• **What to work on**
1. In the essay, where did the writer go on the last trip out of the house?
2. Translate this sentence from the essay into Spanish: "Babies learn to talk by watching lips as well as listening to us talk."

• **Extract**
Read my lips

Babies learn to talk by watching lips as well as listening to us talk. They’ll briefly look into our eyes, then drop the focus of the gaze to our mouths. They listen, and watch, and babble back to us. To call it babble diminishes what they are actually doing. They are practicing,

“Mama,” we say, and the babies watch our lips come together and open, twice. Nice move, the babies think. They go off and try it by themselves 100 times a day. It’s so much easier to learn when you can watch the moves as well as listen to the music. Imagine trying to learn the moonwalk from nothing but a written description.

I’m pretty sure that many of us still depend on watching other peoples’ lips more than we realize. You can learn a lot about me by looking into my eyes as we talk, but eyes give us more of the overall or general sense of who that person is. Smart, disingenuous, generous, empathetic, narcissistic, fearful, distracted, dismissive, kind, or even crazy. Eyes just aren’t as labile as, well, lips.

Unless you are a TV presenter or an actor, your mouth and lips telegraph a moment by moment reveal of what you are thinking and feeling, even if you’re not talking. Without much trouble you can probably describe and list 10-15 or so specific signs, like hieroglyphs, we make with our mouths and what each means. Call them mouth emojis. Or don’t, because I detest emojis. ;-&

I’ve made three trips out of the house this past 14 days since flying back from California. The first two were curbside pickups of a couple of staples like whole wheat flour from the Warner Public Market. I went open-faced on those two jaunts.

My last trip was just a few days ago, to the NH liquor store. Uh, just in case we run out of rubbing alcohol to make wipes, right?

I have become a little more concerned this past week that the virus might be able to hang around longer in confined air spaces than the experts tell us, suspended as an aerosol. So for the first time in my life, I wore a mask in public.

There were only two customers in the store. One of them, a man in his 50s, thickset, with an aggressive way of walking, passed me in the aisle. I looked up and caught his eye, the way I’m used to doing in public, a slight tip of the head and that tight, friendly pursed lip smile most of us use to acknowledge a stranger in passing. But he couldn’t read my lips through my mask.

The look he gave me back, which, alas, I could see all too well, was cold eyes and the very slight lift of his upper lip which I translate as disdain.

I felt a sudden jolt of anger. What does this guy know of me and what assumptions did he just lock into place as he passed me.

Thinking about it now, I realize that we’ve reached a point where a lot of people see mask wearers the same way they see Prius drivers. It’s political, is it not?

But it’s also more than that. Walking around in a mask actually gives me one notch of power above a person with an open face. I can read them, but they can’t read me.

That troubles me. I don’t really know what to do about it.

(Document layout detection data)

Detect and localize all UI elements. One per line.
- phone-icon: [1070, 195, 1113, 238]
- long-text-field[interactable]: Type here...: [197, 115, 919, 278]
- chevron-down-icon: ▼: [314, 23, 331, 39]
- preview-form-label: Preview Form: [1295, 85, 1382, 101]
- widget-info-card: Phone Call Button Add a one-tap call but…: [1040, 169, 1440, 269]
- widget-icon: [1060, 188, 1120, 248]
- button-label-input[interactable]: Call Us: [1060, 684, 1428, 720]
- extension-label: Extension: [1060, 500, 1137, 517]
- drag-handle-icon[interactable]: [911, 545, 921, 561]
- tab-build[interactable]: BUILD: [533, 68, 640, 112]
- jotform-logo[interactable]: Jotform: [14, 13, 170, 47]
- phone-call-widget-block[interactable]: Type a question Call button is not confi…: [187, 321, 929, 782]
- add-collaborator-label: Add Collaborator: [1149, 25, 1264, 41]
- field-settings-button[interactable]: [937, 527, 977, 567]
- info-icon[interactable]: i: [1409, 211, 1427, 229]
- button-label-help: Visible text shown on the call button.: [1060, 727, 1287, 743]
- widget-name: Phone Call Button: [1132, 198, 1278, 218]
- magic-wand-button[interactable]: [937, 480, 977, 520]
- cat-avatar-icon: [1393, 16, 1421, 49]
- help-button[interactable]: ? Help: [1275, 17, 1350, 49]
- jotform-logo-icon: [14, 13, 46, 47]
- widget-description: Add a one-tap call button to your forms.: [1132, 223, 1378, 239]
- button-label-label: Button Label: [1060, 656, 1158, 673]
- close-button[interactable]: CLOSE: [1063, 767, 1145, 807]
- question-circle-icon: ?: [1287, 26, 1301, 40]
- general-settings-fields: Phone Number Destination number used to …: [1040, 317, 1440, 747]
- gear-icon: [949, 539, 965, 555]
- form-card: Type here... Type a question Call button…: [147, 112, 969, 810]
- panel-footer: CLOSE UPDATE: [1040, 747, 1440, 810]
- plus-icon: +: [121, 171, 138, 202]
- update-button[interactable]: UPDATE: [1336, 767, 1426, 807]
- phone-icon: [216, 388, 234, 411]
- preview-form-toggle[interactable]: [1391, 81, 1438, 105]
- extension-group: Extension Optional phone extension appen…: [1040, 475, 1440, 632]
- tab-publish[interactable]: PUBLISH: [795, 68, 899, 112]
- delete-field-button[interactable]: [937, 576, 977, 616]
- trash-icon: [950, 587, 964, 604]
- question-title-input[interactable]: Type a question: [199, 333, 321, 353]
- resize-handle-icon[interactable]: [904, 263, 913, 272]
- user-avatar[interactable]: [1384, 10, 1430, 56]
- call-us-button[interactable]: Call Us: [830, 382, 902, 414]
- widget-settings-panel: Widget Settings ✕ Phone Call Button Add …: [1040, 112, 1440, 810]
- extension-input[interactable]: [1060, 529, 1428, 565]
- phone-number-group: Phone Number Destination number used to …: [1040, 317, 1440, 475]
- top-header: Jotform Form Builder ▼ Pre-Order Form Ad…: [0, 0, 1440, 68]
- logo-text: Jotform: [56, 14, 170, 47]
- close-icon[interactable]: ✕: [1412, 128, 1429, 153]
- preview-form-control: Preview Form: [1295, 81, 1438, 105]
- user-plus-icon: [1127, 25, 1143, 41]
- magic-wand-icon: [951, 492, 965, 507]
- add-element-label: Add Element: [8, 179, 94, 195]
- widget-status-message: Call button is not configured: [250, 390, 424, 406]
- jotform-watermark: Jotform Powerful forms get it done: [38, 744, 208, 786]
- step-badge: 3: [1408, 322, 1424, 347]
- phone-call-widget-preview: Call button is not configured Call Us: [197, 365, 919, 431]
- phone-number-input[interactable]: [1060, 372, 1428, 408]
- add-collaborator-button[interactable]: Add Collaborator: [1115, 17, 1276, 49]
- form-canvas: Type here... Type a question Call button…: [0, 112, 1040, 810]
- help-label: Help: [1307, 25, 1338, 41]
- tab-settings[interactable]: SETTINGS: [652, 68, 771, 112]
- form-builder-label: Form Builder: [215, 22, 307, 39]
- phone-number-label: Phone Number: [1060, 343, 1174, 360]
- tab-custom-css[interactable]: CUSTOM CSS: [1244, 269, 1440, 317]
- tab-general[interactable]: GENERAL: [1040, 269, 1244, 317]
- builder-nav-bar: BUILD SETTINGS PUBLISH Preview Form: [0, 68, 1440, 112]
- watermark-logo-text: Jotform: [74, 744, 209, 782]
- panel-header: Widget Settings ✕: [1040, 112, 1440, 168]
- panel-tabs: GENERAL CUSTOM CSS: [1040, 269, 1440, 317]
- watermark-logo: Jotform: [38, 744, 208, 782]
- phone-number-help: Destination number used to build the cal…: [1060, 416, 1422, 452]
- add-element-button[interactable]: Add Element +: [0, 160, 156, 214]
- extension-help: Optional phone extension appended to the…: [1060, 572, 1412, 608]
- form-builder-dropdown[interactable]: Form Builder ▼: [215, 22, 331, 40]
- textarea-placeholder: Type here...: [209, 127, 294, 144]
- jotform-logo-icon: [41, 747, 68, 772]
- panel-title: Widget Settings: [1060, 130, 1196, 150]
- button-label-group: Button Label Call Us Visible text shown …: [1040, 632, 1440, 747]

• **Solved tasks**
1. The NH liquor store.

2. Los bebés aprenden a hablar observando los labios, además de escucharnos hablar.